ENTRIES SHOWN:
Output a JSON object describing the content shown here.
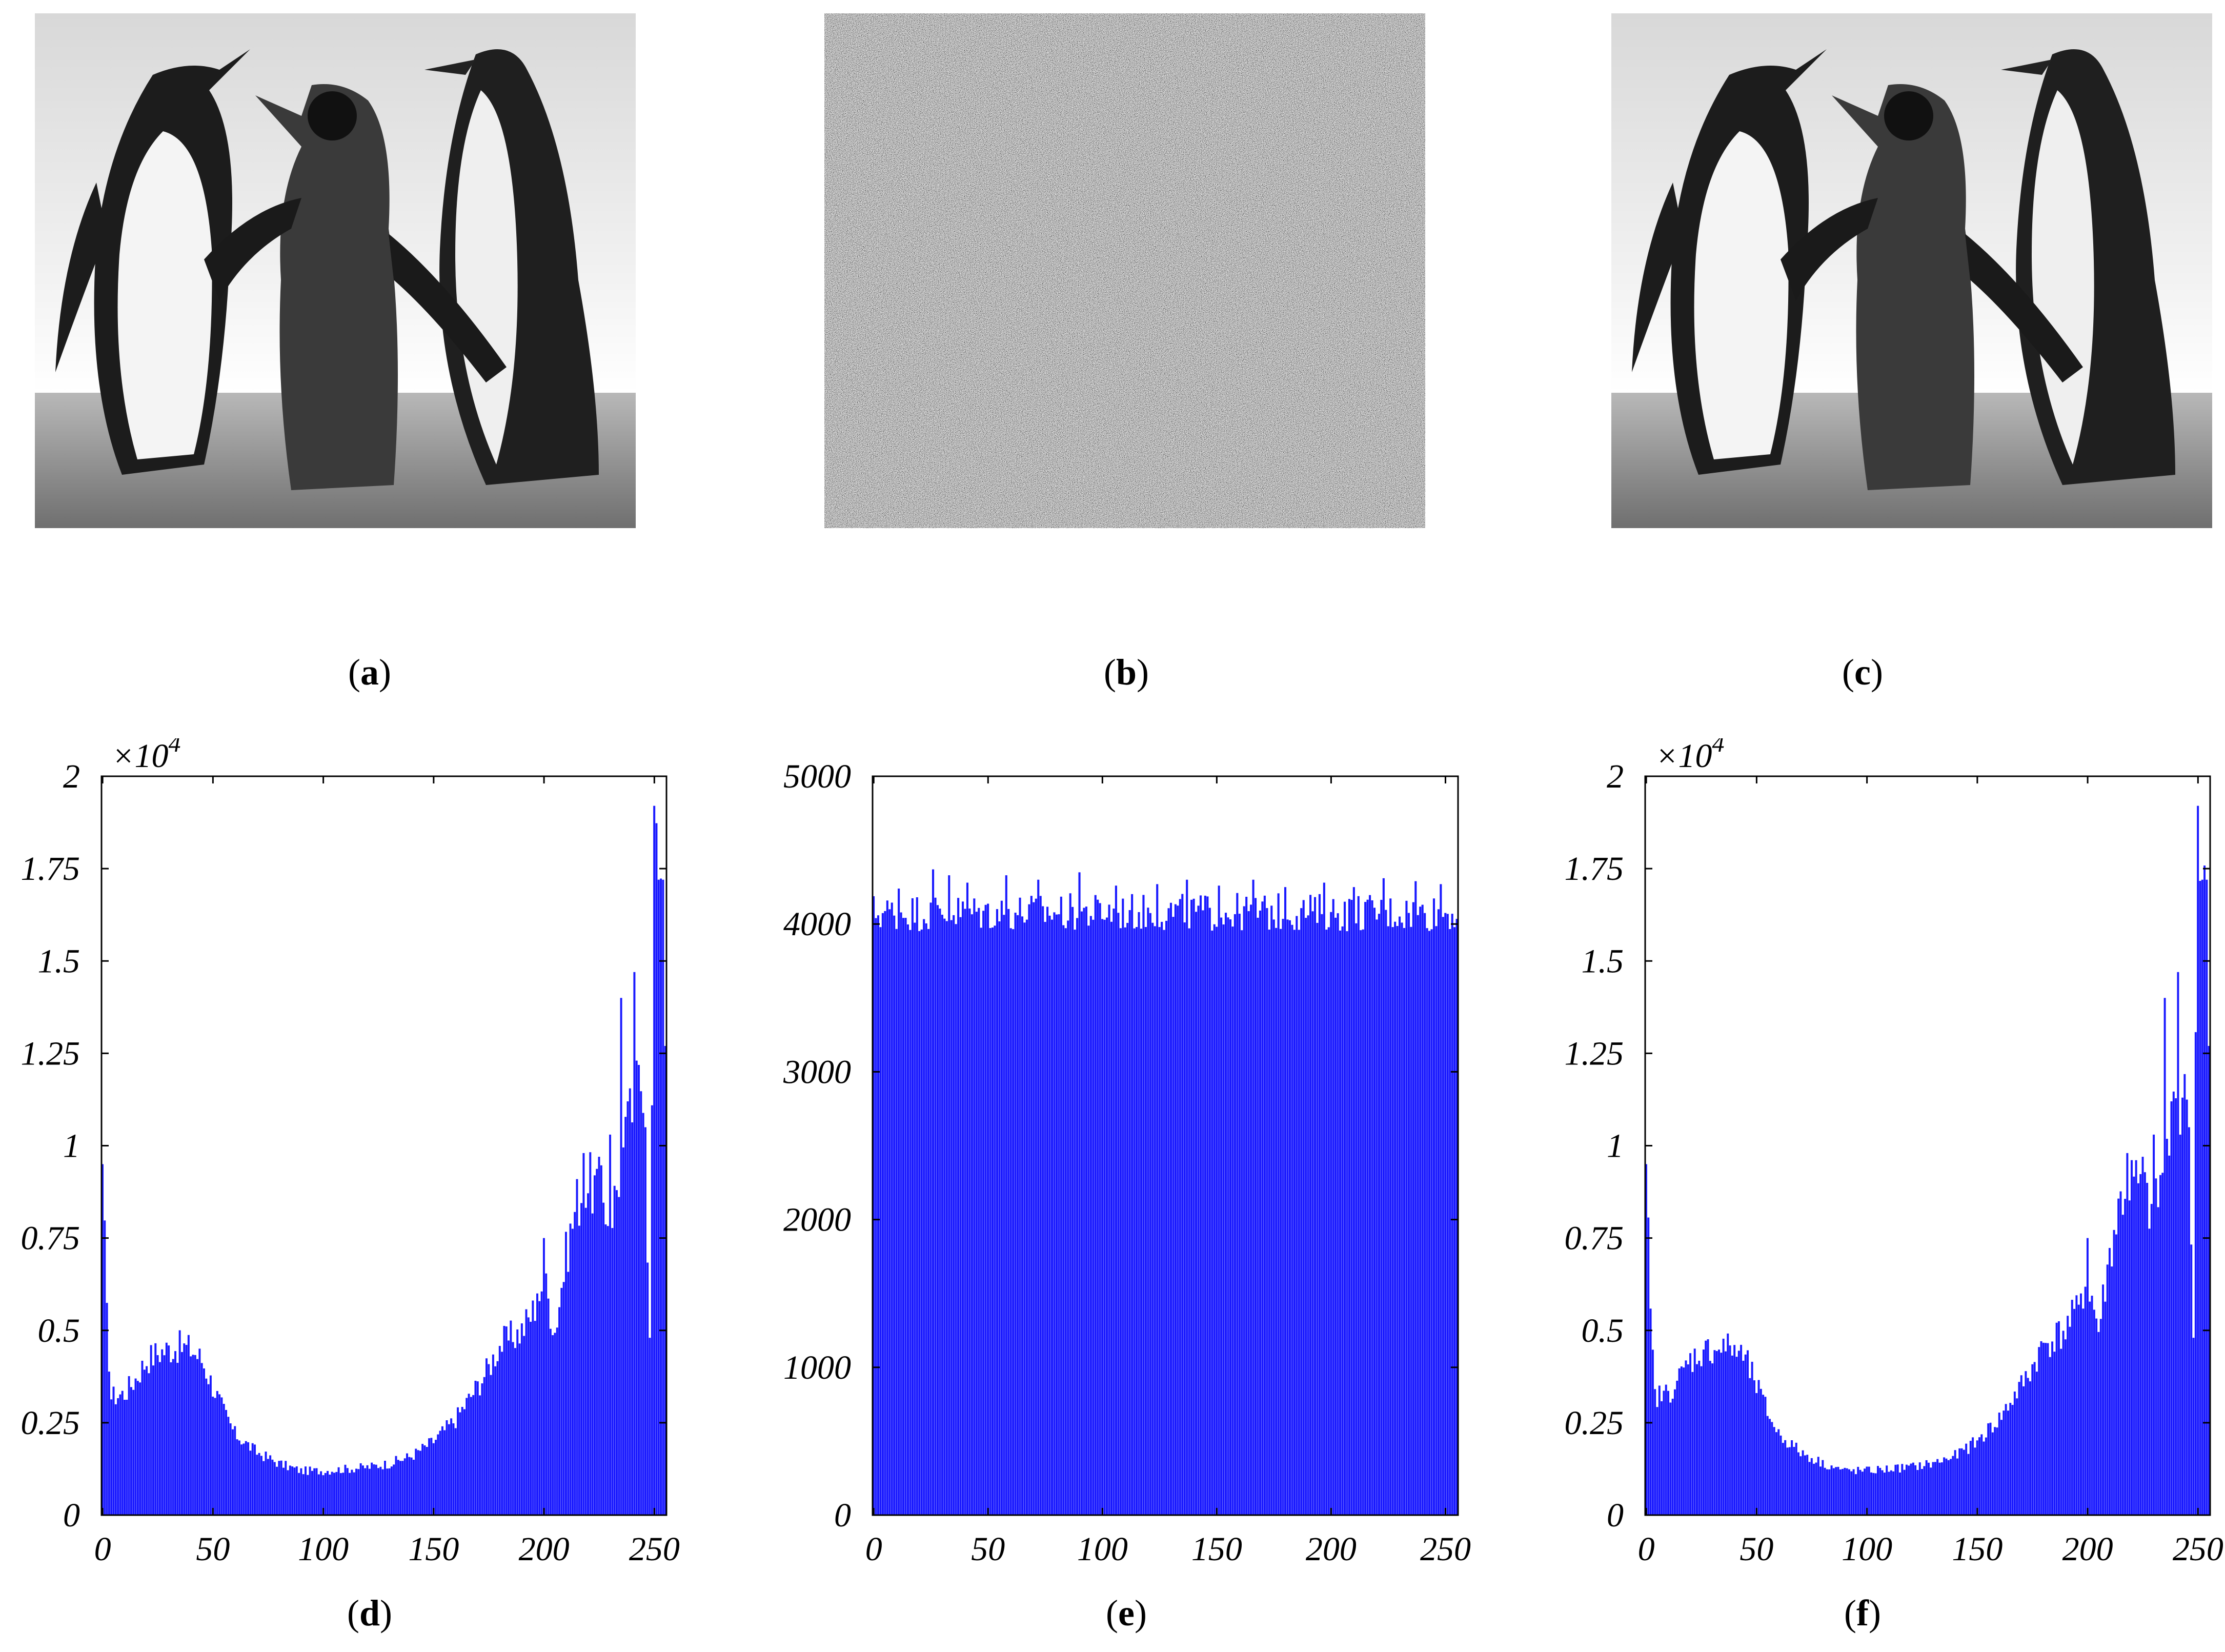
{
  "captions": {
    "a": "a",
    "b": "b",
    "c": "c",
    "d": "d",
    "e": "e",
    "f": "f"
  },
  "images": {
    "a": "grayscale photo of three penguins",
    "b": "encrypted noise image",
    "c": "decrypted grayscale photo of three penguins"
  },
  "colors": {
    "bar": "#1a1aff",
    "axis": "#000000"
  },
  "chart_data": [
    {
      "type": "bar",
      "panel": "d",
      "x_range": [
        0,
        255
      ],
      "ylim": [
        0,
        2
      ],
      "y_multiplier": "×10",
      "y_exponent": "4",
      "x_ticks": [
        "0",
        "50",
        "100",
        "150",
        "200",
        "250"
      ],
      "y_ticks": [
        "0",
        "0.25",
        "0.5",
        "0.75",
        "1",
        "1.25",
        "1.5",
        "1.75",
        "2"
      ],
      "envelope": [
        [
          0,
          0.95
        ],
        [
          2,
          0.53
        ],
        [
          4,
          0.32
        ],
        [
          10,
          0.33
        ],
        [
          15,
          0.37
        ],
        [
          20,
          0.42
        ],
        [
          25,
          0.44
        ],
        [
          30,
          0.45
        ],
        [
          35,
          0.455
        ],
        [
          40,
          0.45
        ],
        [
          45,
          0.42
        ],
        [
          50,
          0.35
        ],
        [
          55,
          0.28
        ],
        [
          60,
          0.22
        ],
        [
          70,
          0.17
        ],
        [
          80,
          0.14
        ],
        [
          90,
          0.12
        ],
        [
          100,
          0.12
        ],
        [
          110,
          0.125
        ],
        [
          120,
          0.13
        ],
        [
          130,
          0.14
        ],
        [
          140,
          0.16
        ],
        [
          150,
          0.2
        ],
        [
          160,
          0.26
        ],
        [
          170,
          0.35
        ],
        [
          175,
          0.4
        ],
        [
          180,
          0.46
        ],
        [
          185,
          0.48
        ],
        [
          190,
          0.5
        ],
        [
          195,
          0.55
        ],
        [
          200,
          0.64
        ],
        [
          205,
          0.5
        ],
        [
          210,
          0.7
        ],
        [
          215,
          0.85
        ],
        [
          220,
          0.9
        ],
        [
          225,
          0.88
        ],
        [
          230,
          0.8
        ],
        [
          235,
          0.95
        ],
        [
          240,
          1.1
        ],
        [
          245,
          1.2
        ],
        [
          248,
          0.5
        ],
        [
          250,
          1.92
        ],
        [
          252,
          1.7
        ],
        [
          254,
          1.72
        ],
        [
          255,
          1.3
        ]
      ],
      "spikes": [
        [
          0,
          0.95
        ],
        [
          197,
          0.6
        ],
        [
          200,
          0.75
        ],
        [
          218,
          0.98
        ],
        [
          225,
          0.97
        ],
        [
          230,
          1.03
        ],
        [
          235,
          1.4
        ],
        [
          238,
          1.12
        ],
        [
          241,
          1.47
        ],
        [
          246,
          1.05
        ],
        [
          248,
          0.48
        ],
        [
          250,
          1.92
        ],
        [
          252,
          1.72
        ],
        [
          254,
          1.72
        ],
        [
          255,
          1.27
        ]
      ]
    },
    {
      "type": "bar",
      "panel": "e",
      "x_range": [
        0,
        255
      ],
      "ylim": [
        0,
        5000
      ],
      "x_ticks": [
        "0",
        "50",
        "100",
        "150",
        "200",
        "250"
      ],
      "y_ticks": [
        "0",
        "1000",
        "2000",
        "3000",
        "4000",
        "5000"
      ],
      "envelope": [
        [
          0,
          4080
        ],
        [
          255,
          4080
        ]
      ],
      "spikes": [
        [
          11,
          4240
        ],
        [
          26,
          4370
        ],
        [
          33,
          4330
        ],
        [
          41,
          4280
        ],
        [
          58,
          4330
        ],
        [
          72,
          4300
        ],
        [
          90,
          4350
        ],
        [
          106,
          4260
        ],
        [
          124,
          4270
        ],
        [
          137,
          4300
        ],
        [
          151,
          4260
        ],
        [
          166,
          4300
        ],
        [
          180,
          4250
        ],
        [
          197,
          4280
        ],
        [
          210,
          4250
        ],
        [
          223,
          4310
        ],
        [
          237,
          4290
        ],
        [
          248,
          4270
        ]
      ]
    },
    {
      "type": "bar",
      "panel": "f",
      "x_range": [
        0,
        255
      ],
      "ylim": [
        0,
        2
      ],
      "y_multiplier": "×10",
      "y_exponent": "4",
      "x_ticks": [
        "0",
        "50",
        "100",
        "150",
        "200",
        "250"
      ],
      "y_ticks": [
        "0",
        "0.25",
        "0.5",
        "0.75",
        "1",
        "1.25",
        "1.5",
        "1.75",
        "2"
      ],
      "envelope": [
        [
          0,
          0.95
        ],
        [
          2,
          0.53
        ],
        [
          4,
          0.32
        ],
        [
          10,
          0.33
        ],
        [
          15,
          0.37
        ],
        [
          20,
          0.42
        ],
        [
          25,
          0.44
        ],
        [
          30,
          0.45
        ],
        [
          35,
          0.455
        ],
        [
          40,
          0.45
        ],
        [
          45,
          0.42
        ],
        [
          50,
          0.35
        ],
        [
          55,
          0.28
        ],
        [
          60,
          0.22
        ],
        [
          70,
          0.17
        ],
        [
          80,
          0.14
        ],
        [
          90,
          0.12
        ],
        [
          100,
          0.12
        ],
        [
          110,
          0.125
        ],
        [
          120,
          0.13
        ],
        [
          130,
          0.14
        ],
        [
          140,
          0.16
        ],
        [
          150,
          0.2
        ],
        [
          160,
          0.26
        ],
        [
          170,
          0.35
        ],
        [
          175,
          0.4
        ],
        [
          180,
          0.46
        ],
        [
          185,
          0.48
        ],
        [
          190,
          0.5
        ],
        [
          195,
          0.55
        ],
        [
          200,
          0.64
        ],
        [
          205,
          0.5
        ],
        [
          210,
          0.7
        ],
        [
          215,
          0.85
        ],
        [
          220,
          0.9
        ],
        [
          225,
          0.88
        ],
        [
          230,
          0.8
        ],
        [
          235,
          0.95
        ],
        [
          240,
          1.1
        ],
        [
          245,
          1.2
        ],
        [
          248,
          0.5
        ],
        [
          250,
          1.92
        ],
        [
          252,
          1.7
        ],
        [
          254,
          1.72
        ],
        [
          255,
          1.3
        ]
      ],
      "spikes": [
        [
          0,
          0.95
        ],
        [
          197,
          0.6
        ],
        [
          200,
          0.75
        ],
        [
          218,
          0.98
        ],
        [
          225,
          0.97
        ],
        [
          230,
          1.03
        ],
        [
          235,
          1.4
        ],
        [
          238,
          1.12
        ],
        [
          241,
          1.47
        ],
        [
          246,
          1.05
        ],
        [
          248,
          0.48
        ],
        [
          250,
          1.92
        ],
        [
          252,
          1.72
        ],
        [
          254,
          1.72
        ],
        [
          255,
          1.27
        ]
      ]
    }
  ]
}
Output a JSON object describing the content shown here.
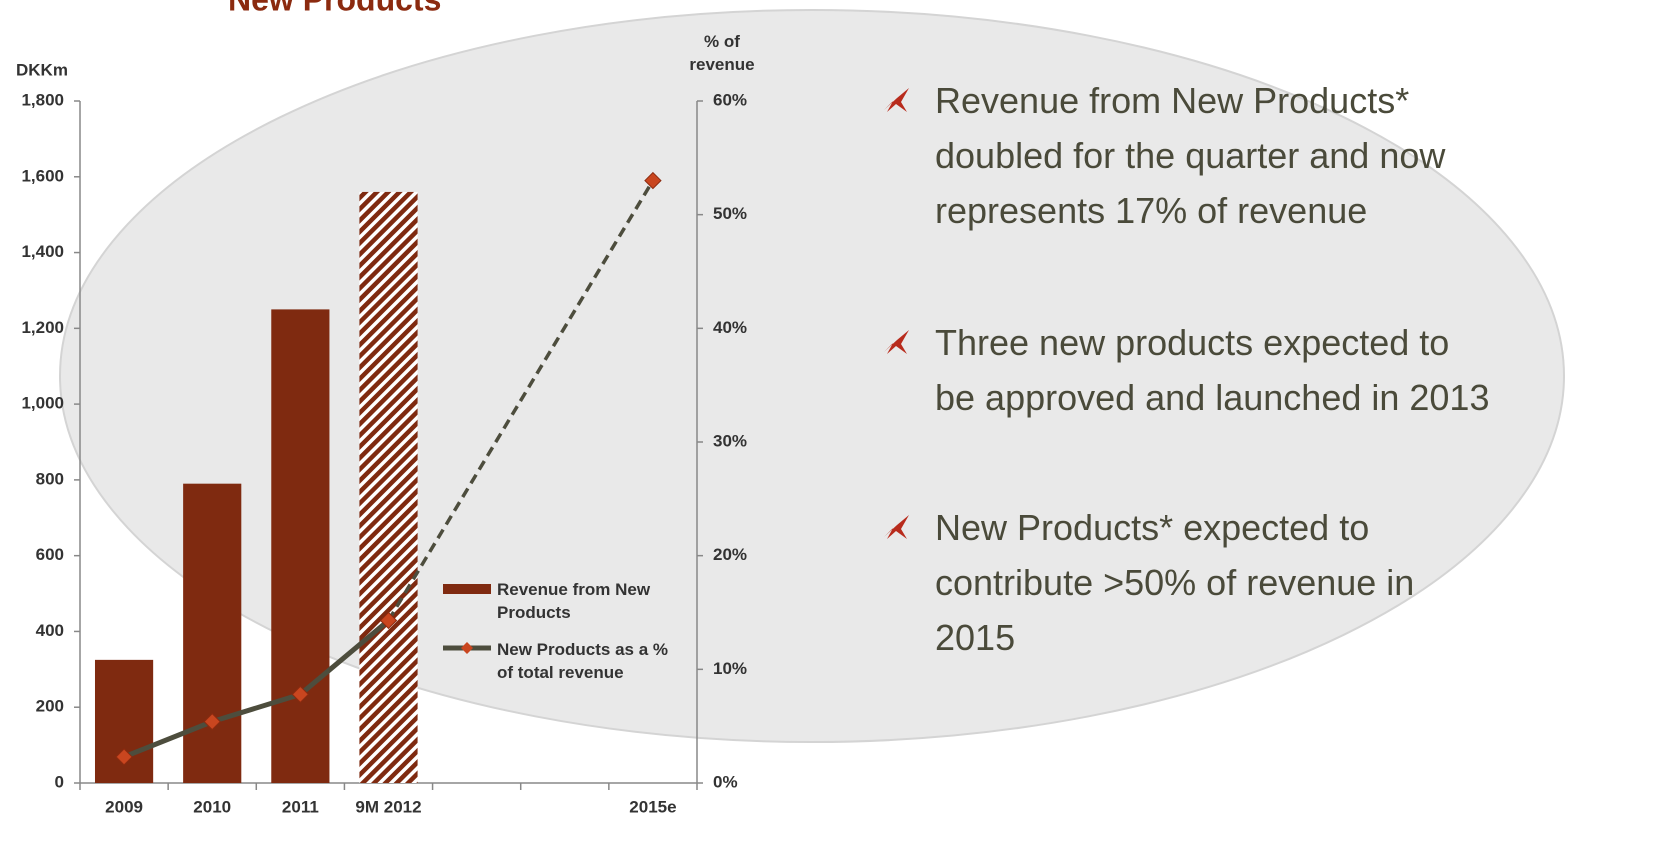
{
  "title": "New Products",
  "chart_data": {
    "type": "bar",
    "y_label": "DKKm",
    "y2_label": "% of revenue",
    "categories": [
      "2009",
      "2010",
      "2011",
      "9M 2012",
      null,
      null,
      "2015e"
    ],
    "series": [
      {
        "name": "Revenue from New Products",
        "type": "bar",
        "color": "#7f2a10",
        "values": [
          325,
          790,
          1250,
          1560,
          null,
          null,
          null
        ],
        "hatched": [
          false,
          false,
          false,
          true,
          false,
          false,
          false
        ]
      },
      {
        "name": "New Products as a % of total revenue",
        "type": "line",
        "axis": "y2",
        "color": "#4d4d3d",
        "marker_color": "#c9461f",
        "values": [
          2.3,
          5.4,
          7.8,
          14.3,
          null,
          null,
          53
        ],
        "dashed_from": 3
      }
    ],
    "ylim": [
      0,
      1800
    ],
    "yticks": [
      0,
      200,
      400,
      600,
      800,
      {
        "value": 1000,
        "label": "1,000"
      },
      {
        "value": 1200,
        "label": "1,200"
      },
      {
        "value": 1400,
        "label": "1,400"
      },
      {
        "value": 1600,
        "label": "1,600"
      },
      {
        "value": 1800,
        "label": "1,800"
      }
    ],
    "y2lim": [
      0,
      60
    ],
    "y2ticks": [
      {
        "value": 0,
        "label": "0%"
      },
      {
        "value": 10,
        "label": "10%"
      },
      {
        "value": 20,
        "label": "20%"
      },
      {
        "value": 30,
        "label": "30%"
      },
      {
        "value": 40,
        "label": "40%"
      },
      {
        "value": 50,
        "label": "50%"
      },
      {
        "value": 60,
        "label": "60%"
      }
    ]
  },
  "bullets": [
    [
      "Revenue from New Products*",
      "doubled for the quarter and now",
      "represents 17% of revenue"
    ],
    [
      "Three new products expected to",
      "be approved and launched in 2013"
    ],
    [
      "New Products* expected to",
      "contribute >50% of revenue in",
      "2015"
    ]
  ]
}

TASK TO CARRY OUT: Give the count of lines in the records that contain "penguins", and no other text.

SOLUTION FOR THIS TASK: 2